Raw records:
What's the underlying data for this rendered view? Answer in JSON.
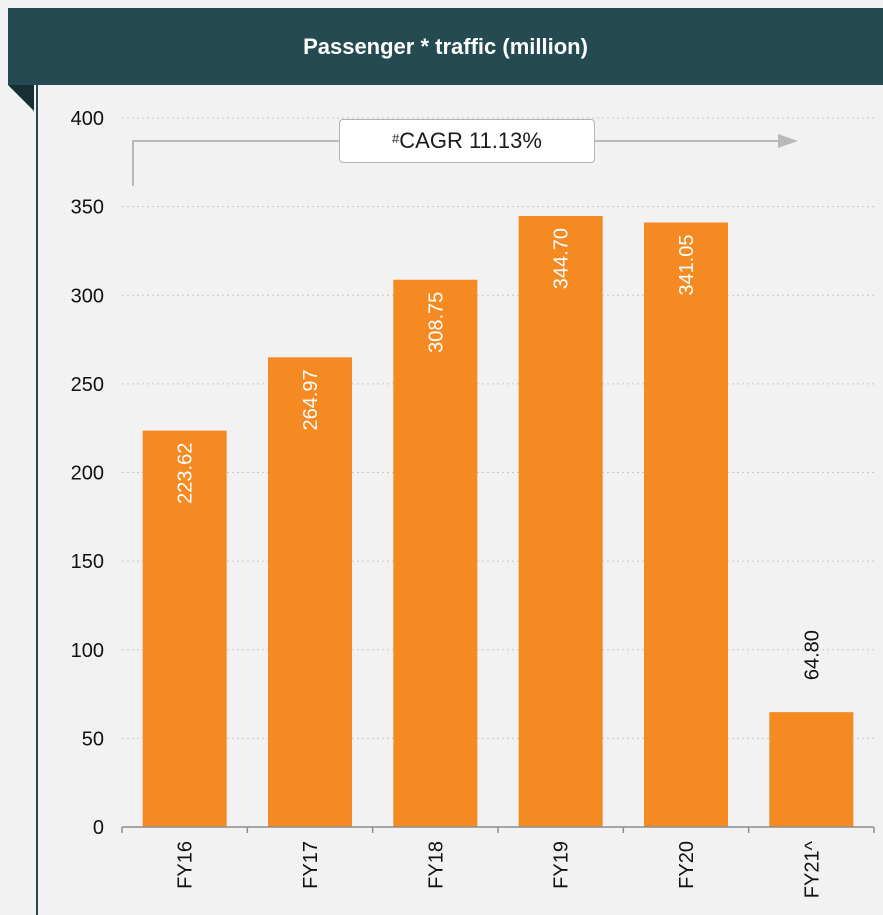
{
  "header": {
    "title": "Passenger * traffic (million)"
  },
  "annotation": {
    "sup": "#",
    "text": "CAGR 11.13%"
  },
  "colors": {
    "bar": "#f58a23",
    "header": "#264a52",
    "grid": "#c8c8c8",
    "arrow": "#b9b9b9"
  },
  "chart_data": {
    "type": "bar",
    "title": "Passenger * traffic (million)",
    "categories": [
      "FY16",
      "FY17",
      "FY18",
      "FY19",
      "FY20",
      "FY21^"
    ],
    "values": [
      223.62,
      264.97,
      308.75,
      344.7,
      341.05,
      64.8
    ],
    "value_labels": [
      "223.62",
      "264.97",
      "308.75",
      "344.70",
      "341.05",
      "64.80"
    ],
    "ylim": [
      0,
      400
    ],
    "yticks": [
      0,
      50,
      100,
      150,
      200,
      250,
      300,
      350,
      400
    ],
    "grid": true,
    "xlabel": "",
    "ylabel": ""
  }
}
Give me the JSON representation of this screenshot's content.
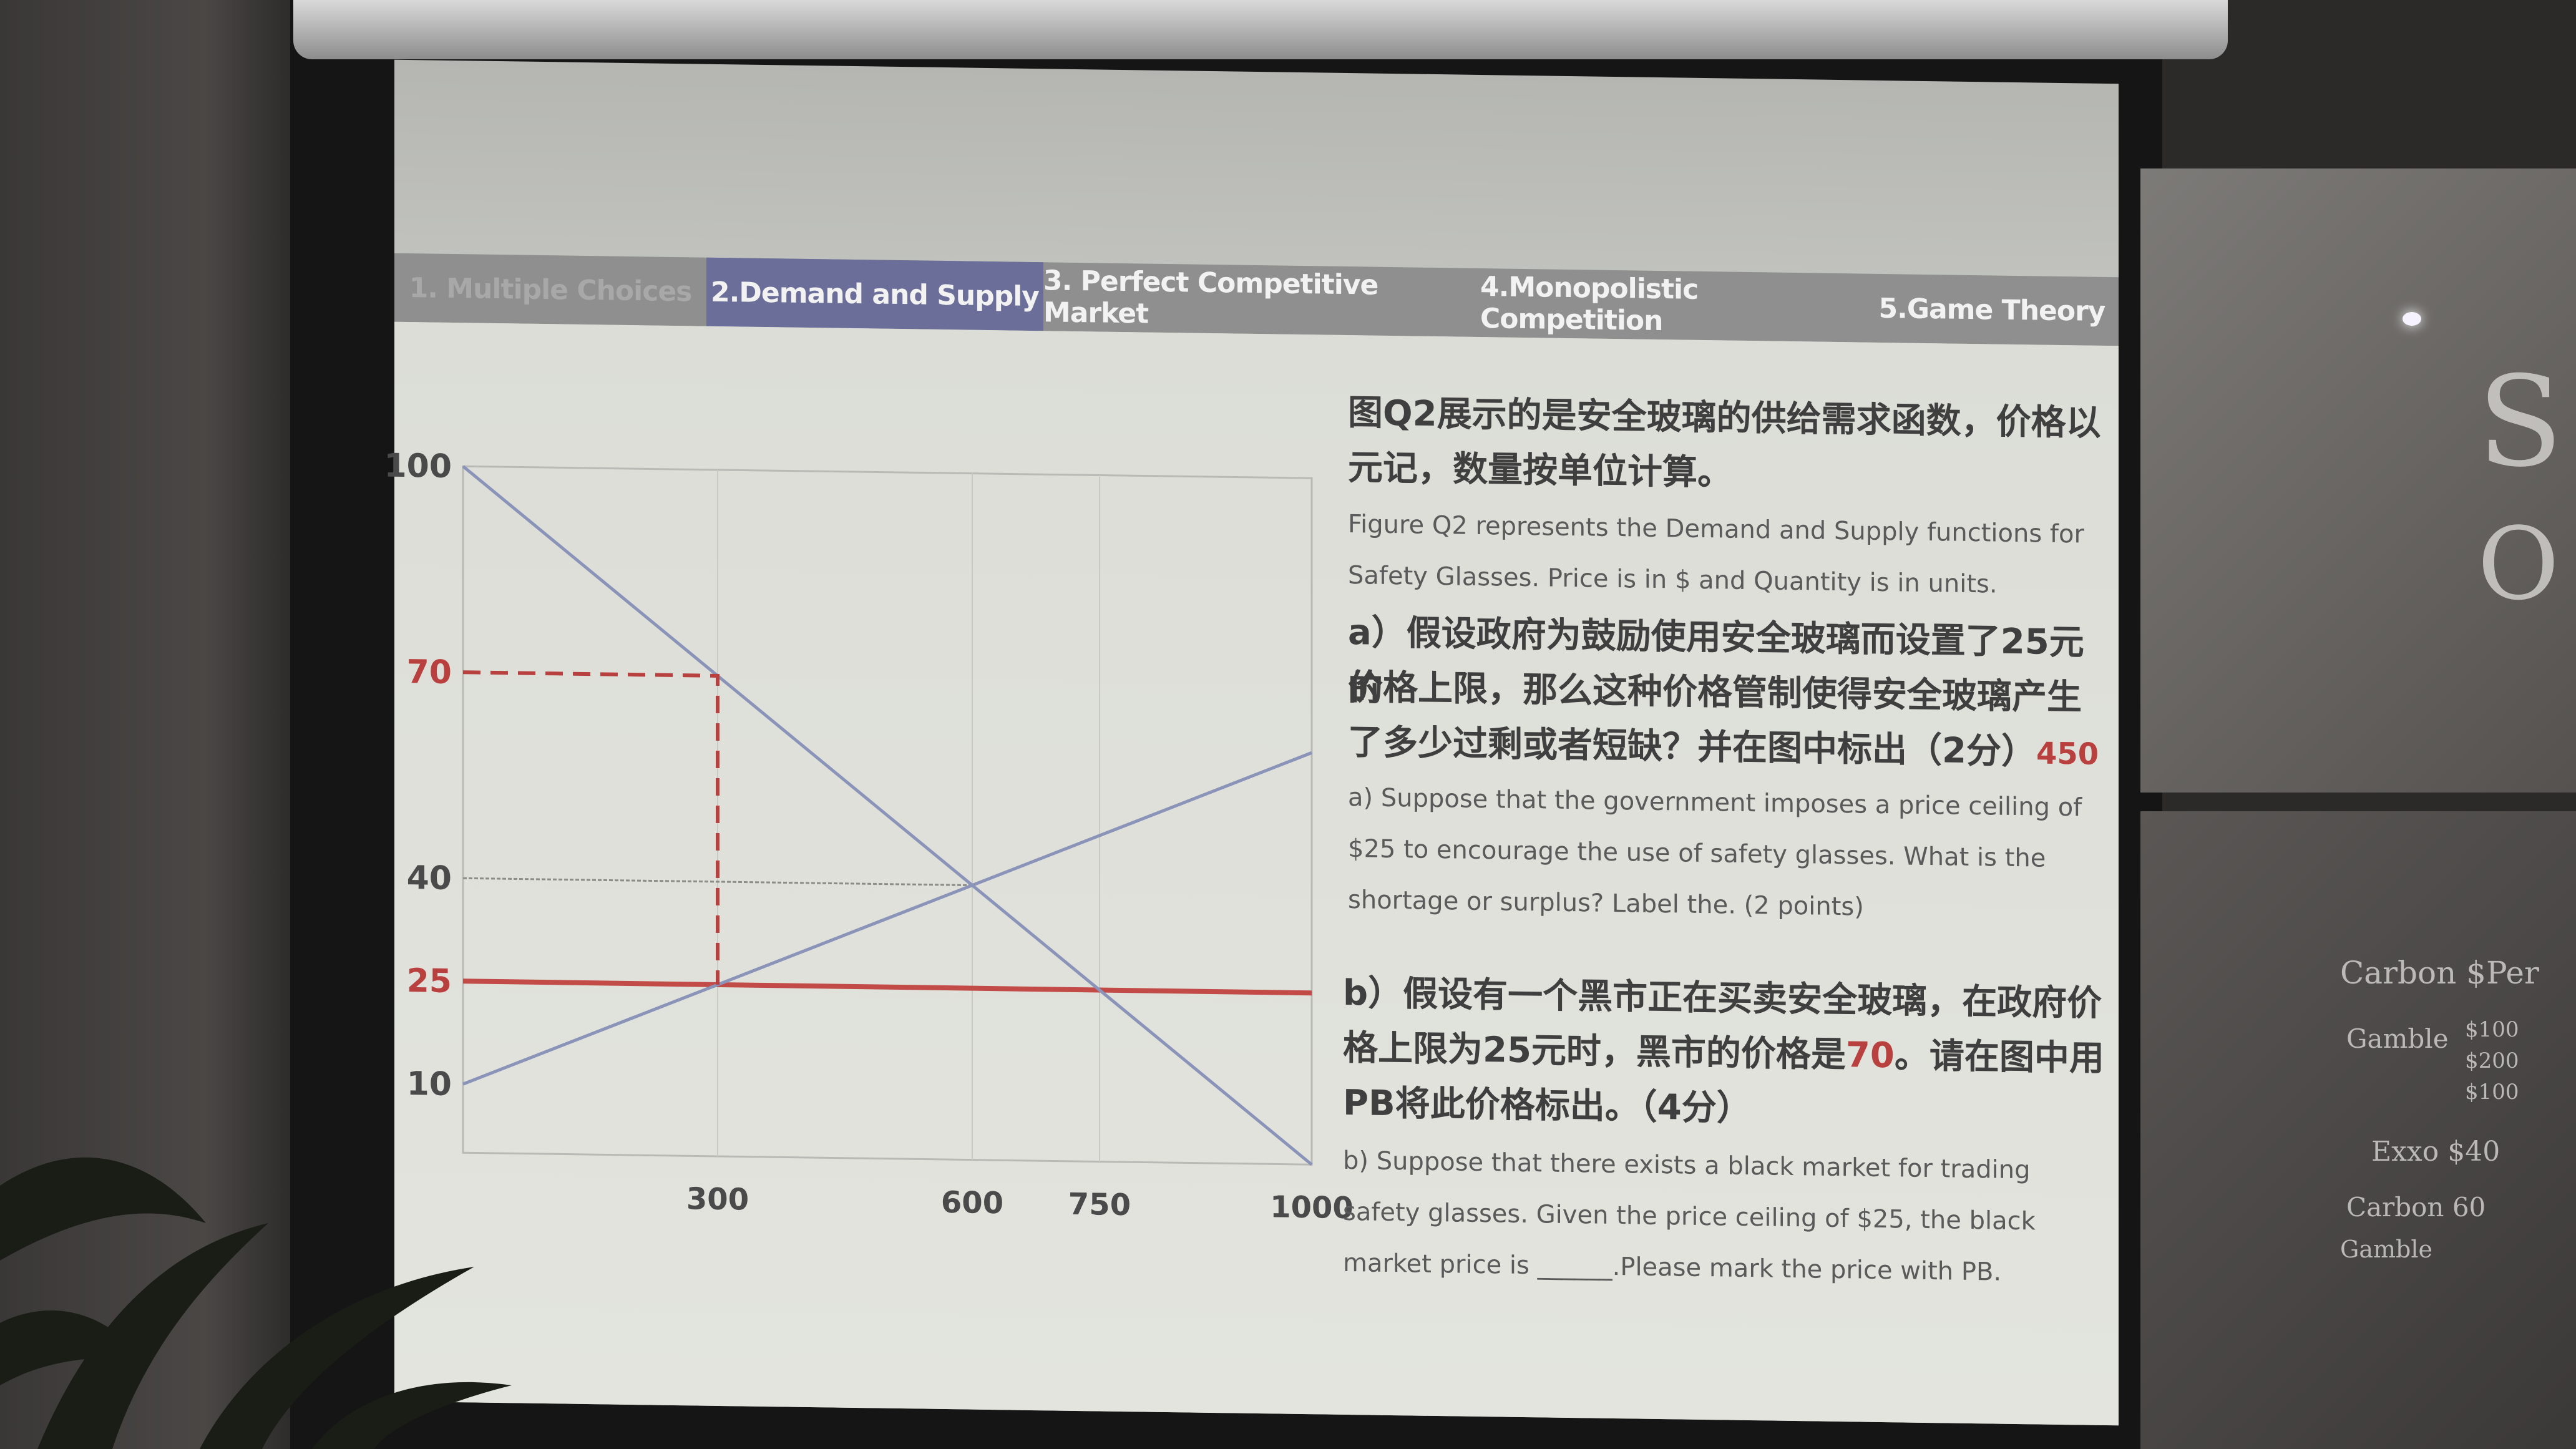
{
  "nav": {
    "tabs": [
      {
        "label": "1. Multiple Choices"
      },
      {
        "label": "2.Demand and Supply"
      },
      {
        "label": "3. Perfect Competitive Market"
      },
      {
        "label": "4.Monopolistic Competition"
      },
      {
        "label": "5.Game Theory"
      }
    ]
  },
  "question": {
    "intro_zh": "图Q2展示的是安全玻璃的供给需求函数，价格以元记，数量按单位计算。",
    "intro_zh_l1": "图Q2展示的是安全玻璃的供给需求函数，价格以",
    "intro_zh_l2": "元记，数量按单位计算。",
    "intro_en_l1": "Figure Q2 represents the Demand and Supply functions for",
    "intro_en_l2": "Safety Glasses. Price is in $ and Quantity is in units.",
    "a_zh_l1": "a）假设政府为鼓励使用安全玻璃而设置了25元的",
    "a_zh_l2": "价格上限，那么这种价格管制使得安全玻璃产生",
    "a_zh_l3": "了多少过剩或者短缺？并在图中标出（2分）",
    "a_answer": "450",
    "a_en_l1": "a) Suppose that the government imposes a price ceiling of",
    "a_en_l2": "$25 to encourage the use of safety glasses.  What is the",
    "a_en_l3": "shortage or surplus? Label the. (2 points)",
    "b_zh_l1": "b）假设有一个黑市正在买卖安全玻璃，在政府价",
    "b_zh_l2a": "格上限为25元时，黑市的价格是",
    "b_zh_answer": "70",
    "b_zh_l2b": "。请在图中用",
    "b_zh_l3": "PB将此价格标出。（4分）",
    "b_en_l1": "b) Suppose that there exists a black market for trading",
    "b_en_l2": "safety glasses. Given the price ceiling of $25, the black",
    "b_en_l3": "market price is ______.Please mark the price with PB."
  },
  "chart_data": {
    "type": "line",
    "xlim": [
      0,
      1000
    ],
    "ylim": [
      0,
      100
    ],
    "x_ticks": [
      300,
      600,
      750,
      1000
    ],
    "y_ticks": [
      100,
      70,
      40,
      25,
      10
    ],
    "highlight_ticks": [
      70,
      25
    ],
    "series": [
      {
        "role": "demand",
        "points": [
          [
            0,
            100
          ],
          [
            1000,
            0
          ]
        ],
        "color": "#8a93b8"
      },
      {
        "role": "supply",
        "points": [
          [
            0,
            10
          ],
          [
            1000,
            60
          ]
        ],
        "color": "#8a93b8"
      }
    ],
    "reference_lines": [
      {
        "kind": "price-ceiling",
        "y": 25,
        "color": "#c24a47"
      },
      {
        "kind": "equilibrium-price",
        "y": 40,
        "from_x": 0,
        "to_x": 600
      },
      {
        "kind": "black-market-guide",
        "points": [
          [
            0,
            70
          ],
          [
            300,
            70
          ],
          [
            300,
            25
          ]
        ],
        "color": "#b8403f"
      }
    ],
    "vertical_guides": [
      300,
      600,
      750
    ]
  },
  "whiteboard": {
    "s_letter": "S",
    "o_letter": "O",
    "notes": [
      "Carbon $Per",
      "Gamble",
      "$100",
      "$200",
      "$100",
      "Exxo $40",
      "Carbon 60",
      "Gamble"
    ]
  }
}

What you are asked to do: Would you return the data exactly as written, without the pictures?

Result:
What's the underlying data for this rendered view? Answer in JSON.
{
  "header": {
    "title": "Passenger * traffic (million)"
  },
  "annotation": {
    "sup": "#",
    "text": "CAGR 11.13%"
  },
  "colors": {
    "bar": "#f58a23",
    "header": "#264a52",
    "grid": "#c8c8c8",
    "arrow": "#b9b9b9"
  },
  "chart_data": {
    "type": "bar",
    "title": "Passenger * traffic (million)",
    "categories": [
      "FY16",
      "FY17",
      "FY18",
      "FY19",
      "FY20",
      "FY21^"
    ],
    "values": [
      223.62,
      264.97,
      308.75,
      344.7,
      341.05,
      64.8
    ],
    "value_labels": [
      "223.62",
      "264.97",
      "308.75",
      "344.70",
      "341.05",
      "64.80"
    ],
    "ylim": [
      0,
      400
    ],
    "yticks": [
      0,
      50,
      100,
      150,
      200,
      250,
      300,
      350,
      400
    ],
    "grid": true,
    "xlabel": "",
    "ylabel": ""
  }
}
Give me the JSON representation of this screenshot's content.
{
  "nav": {
    "tabs": [
      {
        "label": "1. Multiple Choices"
      },
      {
        "label": "2.Demand and Supply"
      },
      {
        "label": "3. Perfect Competitive Market"
      },
      {
        "label": "4.Monopolistic Competition"
      },
      {
        "label": "5.Game Theory"
      }
    ]
  },
  "question": {
    "intro_zh": "图Q2展示的是安全玻璃的供给需求函数，价格以元记，数量按单位计算。",
    "intro_zh_l1": "图Q2展示的是安全玻璃的供给需求函数，价格以",
    "intro_zh_l2": "元记，数量按单位计算。",
    "intro_en_l1": "Figure Q2 represents the Demand and Supply functions for",
    "intro_en_l2": "Safety Glasses. Price is in $ and Quantity is in units.",
    "a_zh_l1": "a）假设政府为鼓励使用安全玻璃而设置了25元的",
    "a_zh_l2": "价格上限，那么这种价格管制使得安全玻璃产生",
    "a_zh_l3": "了多少过剩或者短缺？并在图中标出（2分）",
    "a_answer": "450",
    "a_en_l1": "a) Suppose that the government imposes a price ceiling of",
    "a_en_l2": "$25 to encourage the use of safety glasses.  What is the",
    "a_en_l3": "shortage or surplus? Label the. (2 points)",
    "b_zh_l1": "b）假设有一个黑市正在买卖安全玻璃，在政府价",
    "b_zh_l2a": "格上限为25元时，黑市的价格是",
    "b_zh_answer": "70",
    "b_zh_l2b": "。请在图中用",
    "b_zh_l3": "PB将此价格标出。（4分）",
    "b_en_l1": "b) Suppose that there exists a black market for trading",
    "b_en_l2": "safety glasses. Given the price ceiling of $25, the black",
    "b_en_l3": "market price is ______.Please mark the price with PB."
  },
  "chart_data": {
    "type": "line",
    "xlim": [
      0,
      1000
    ],
    "ylim": [
      0,
      100
    ],
    "x_ticks": [
      300,
      600,
      750,
      1000
    ],
    "y_ticks": [
      100,
      70,
      40,
      25,
      10
    ],
    "highlight_ticks": [
      70,
      25
    ],
    "series": [
      {
        "role": "demand",
        "points": [
          [
            0,
            100
          ],
          [
            1000,
            0
          ]
        ],
        "color": "#8a93b8"
      },
      {
        "role": "supply",
        "points": [
          [
            0,
            10
          ],
          [
            1000,
            60
          ]
        ],
        "color": "#8a93b8"
      }
    ],
    "reference_lines": [
      {
        "kind": "price-ceiling",
        "y": 25,
        "color": "#c24a47"
      },
      {
        "kind": "equilibrium-price",
        "y": 40,
        "from_x": 0,
        "to_x": 600
      },
      {
        "kind": "black-market-guide",
        "points": [
          [
            0,
            70
          ],
          [
            300,
            70
          ],
          [
            300,
            25
          ]
        ],
        "color": "#b8403f"
      }
    ],
    "vertical_guides": [
      300,
      600,
      750
    ]
  },
  "whiteboard": {
    "s_letter": "S",
    "o_letter": "O",
    "notes": [
      "Carbon $Per",
      "Gamble",
      "$100",
      "$200",
      "$100",
      "Exxo $40",
      "Carbon 60",
      "Gamble"
    ]
  }
}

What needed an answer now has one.